Begin Exercise materials

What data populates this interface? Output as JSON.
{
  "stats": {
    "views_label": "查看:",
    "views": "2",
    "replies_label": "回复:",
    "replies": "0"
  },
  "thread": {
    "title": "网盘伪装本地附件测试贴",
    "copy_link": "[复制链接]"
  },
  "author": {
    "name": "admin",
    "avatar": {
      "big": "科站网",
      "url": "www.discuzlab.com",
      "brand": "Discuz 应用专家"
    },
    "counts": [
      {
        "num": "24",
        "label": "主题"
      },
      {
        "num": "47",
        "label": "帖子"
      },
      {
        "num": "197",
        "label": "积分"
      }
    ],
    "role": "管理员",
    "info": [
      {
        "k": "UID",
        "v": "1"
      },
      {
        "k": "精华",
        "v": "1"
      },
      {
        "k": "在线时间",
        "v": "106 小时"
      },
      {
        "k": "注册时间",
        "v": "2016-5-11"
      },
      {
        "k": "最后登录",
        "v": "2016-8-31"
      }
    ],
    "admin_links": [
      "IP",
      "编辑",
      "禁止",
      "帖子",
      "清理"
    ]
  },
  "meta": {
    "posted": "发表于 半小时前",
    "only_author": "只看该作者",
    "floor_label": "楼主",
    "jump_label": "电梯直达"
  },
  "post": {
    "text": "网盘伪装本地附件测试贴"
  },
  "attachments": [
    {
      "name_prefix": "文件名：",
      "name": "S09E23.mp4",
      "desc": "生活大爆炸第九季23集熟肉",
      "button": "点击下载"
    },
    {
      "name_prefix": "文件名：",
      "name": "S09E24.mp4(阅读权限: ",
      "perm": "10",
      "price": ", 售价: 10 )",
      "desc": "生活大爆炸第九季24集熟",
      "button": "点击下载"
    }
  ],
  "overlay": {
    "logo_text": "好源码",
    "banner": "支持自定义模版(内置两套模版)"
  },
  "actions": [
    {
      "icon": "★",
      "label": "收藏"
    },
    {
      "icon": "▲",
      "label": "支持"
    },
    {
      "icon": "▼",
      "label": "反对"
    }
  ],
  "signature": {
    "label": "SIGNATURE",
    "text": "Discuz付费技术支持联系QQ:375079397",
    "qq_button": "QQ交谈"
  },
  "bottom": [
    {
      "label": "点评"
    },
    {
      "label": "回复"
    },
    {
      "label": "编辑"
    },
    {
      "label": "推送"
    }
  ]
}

End Exercise materials
Begin Exercise materials

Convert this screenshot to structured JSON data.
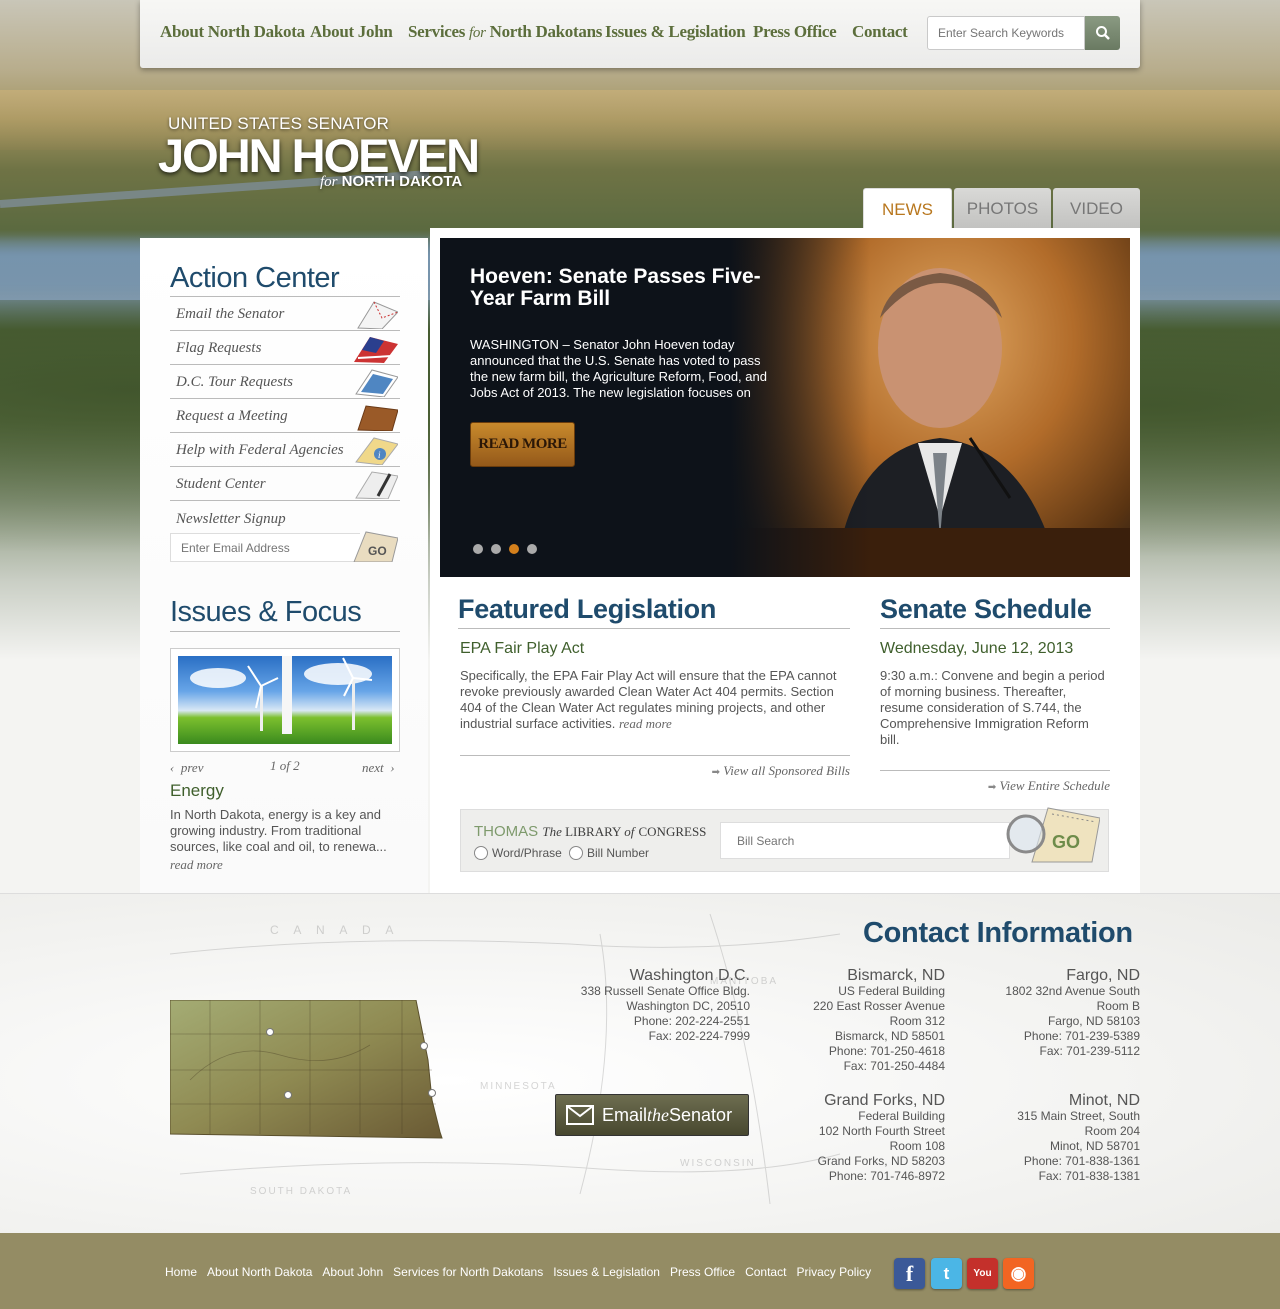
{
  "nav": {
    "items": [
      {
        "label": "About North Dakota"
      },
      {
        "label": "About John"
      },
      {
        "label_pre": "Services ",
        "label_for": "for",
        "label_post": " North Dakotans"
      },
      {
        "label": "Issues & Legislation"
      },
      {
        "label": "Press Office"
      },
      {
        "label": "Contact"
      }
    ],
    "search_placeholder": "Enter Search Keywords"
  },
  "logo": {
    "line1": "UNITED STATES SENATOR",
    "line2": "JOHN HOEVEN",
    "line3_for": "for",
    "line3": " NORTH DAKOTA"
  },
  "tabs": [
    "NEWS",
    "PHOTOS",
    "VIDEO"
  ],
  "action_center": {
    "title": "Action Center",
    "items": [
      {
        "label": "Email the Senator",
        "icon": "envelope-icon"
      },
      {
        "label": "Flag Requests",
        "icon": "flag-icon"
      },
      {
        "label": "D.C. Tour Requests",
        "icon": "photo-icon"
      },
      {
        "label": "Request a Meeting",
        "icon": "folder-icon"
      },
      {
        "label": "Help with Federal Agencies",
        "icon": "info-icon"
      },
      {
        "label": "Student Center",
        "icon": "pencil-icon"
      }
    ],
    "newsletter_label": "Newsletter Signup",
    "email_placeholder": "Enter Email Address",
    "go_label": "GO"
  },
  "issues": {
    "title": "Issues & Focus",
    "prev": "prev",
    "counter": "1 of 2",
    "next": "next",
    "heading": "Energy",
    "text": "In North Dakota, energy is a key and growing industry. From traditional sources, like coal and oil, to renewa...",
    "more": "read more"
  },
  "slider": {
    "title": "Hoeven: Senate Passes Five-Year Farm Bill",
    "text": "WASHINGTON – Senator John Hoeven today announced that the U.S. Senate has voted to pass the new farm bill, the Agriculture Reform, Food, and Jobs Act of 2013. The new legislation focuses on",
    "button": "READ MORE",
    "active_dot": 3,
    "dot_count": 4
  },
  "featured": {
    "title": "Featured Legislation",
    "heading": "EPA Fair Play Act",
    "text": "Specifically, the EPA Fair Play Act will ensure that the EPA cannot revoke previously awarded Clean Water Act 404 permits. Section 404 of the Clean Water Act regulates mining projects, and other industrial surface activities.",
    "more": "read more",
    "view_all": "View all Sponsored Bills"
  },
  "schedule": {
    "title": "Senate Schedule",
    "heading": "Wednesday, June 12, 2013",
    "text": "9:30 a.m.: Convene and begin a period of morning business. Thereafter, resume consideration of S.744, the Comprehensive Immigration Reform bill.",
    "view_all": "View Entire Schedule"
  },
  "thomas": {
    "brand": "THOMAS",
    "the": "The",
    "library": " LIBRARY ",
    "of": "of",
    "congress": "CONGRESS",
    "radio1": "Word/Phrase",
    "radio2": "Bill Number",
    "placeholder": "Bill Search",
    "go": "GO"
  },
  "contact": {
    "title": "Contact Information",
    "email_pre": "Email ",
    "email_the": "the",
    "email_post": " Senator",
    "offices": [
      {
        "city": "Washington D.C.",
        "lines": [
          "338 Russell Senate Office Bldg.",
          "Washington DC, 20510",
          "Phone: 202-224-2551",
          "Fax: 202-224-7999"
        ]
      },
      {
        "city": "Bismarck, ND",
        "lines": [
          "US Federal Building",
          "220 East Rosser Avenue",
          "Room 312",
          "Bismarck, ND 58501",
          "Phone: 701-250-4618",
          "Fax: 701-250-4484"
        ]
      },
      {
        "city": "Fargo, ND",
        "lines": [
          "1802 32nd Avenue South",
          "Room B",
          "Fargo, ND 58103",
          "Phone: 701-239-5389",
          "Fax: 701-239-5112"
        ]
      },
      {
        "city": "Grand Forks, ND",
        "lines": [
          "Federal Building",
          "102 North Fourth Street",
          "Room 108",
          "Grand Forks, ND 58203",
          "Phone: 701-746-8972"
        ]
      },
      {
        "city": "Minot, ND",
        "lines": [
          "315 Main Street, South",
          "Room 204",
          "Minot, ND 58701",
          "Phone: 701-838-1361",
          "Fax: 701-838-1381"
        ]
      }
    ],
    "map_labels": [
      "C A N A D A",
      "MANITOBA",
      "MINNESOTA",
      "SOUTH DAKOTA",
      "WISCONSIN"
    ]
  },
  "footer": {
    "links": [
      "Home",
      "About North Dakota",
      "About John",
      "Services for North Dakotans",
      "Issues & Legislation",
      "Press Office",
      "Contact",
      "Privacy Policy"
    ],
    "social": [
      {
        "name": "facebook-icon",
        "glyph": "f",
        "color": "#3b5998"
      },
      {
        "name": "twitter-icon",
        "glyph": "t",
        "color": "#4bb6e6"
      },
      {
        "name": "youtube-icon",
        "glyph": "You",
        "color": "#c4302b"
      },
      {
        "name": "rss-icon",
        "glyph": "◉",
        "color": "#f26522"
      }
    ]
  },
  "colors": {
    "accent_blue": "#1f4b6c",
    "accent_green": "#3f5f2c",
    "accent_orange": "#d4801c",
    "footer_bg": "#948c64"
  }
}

End Exercise materials

Goal: Look through the records and gather every line containing "网盘伪装本地附件测试贴".

Exercise output:
    "title": "网盘伪装本地附件测试贴",
    "text": "网盘伪装本地附件测试贴"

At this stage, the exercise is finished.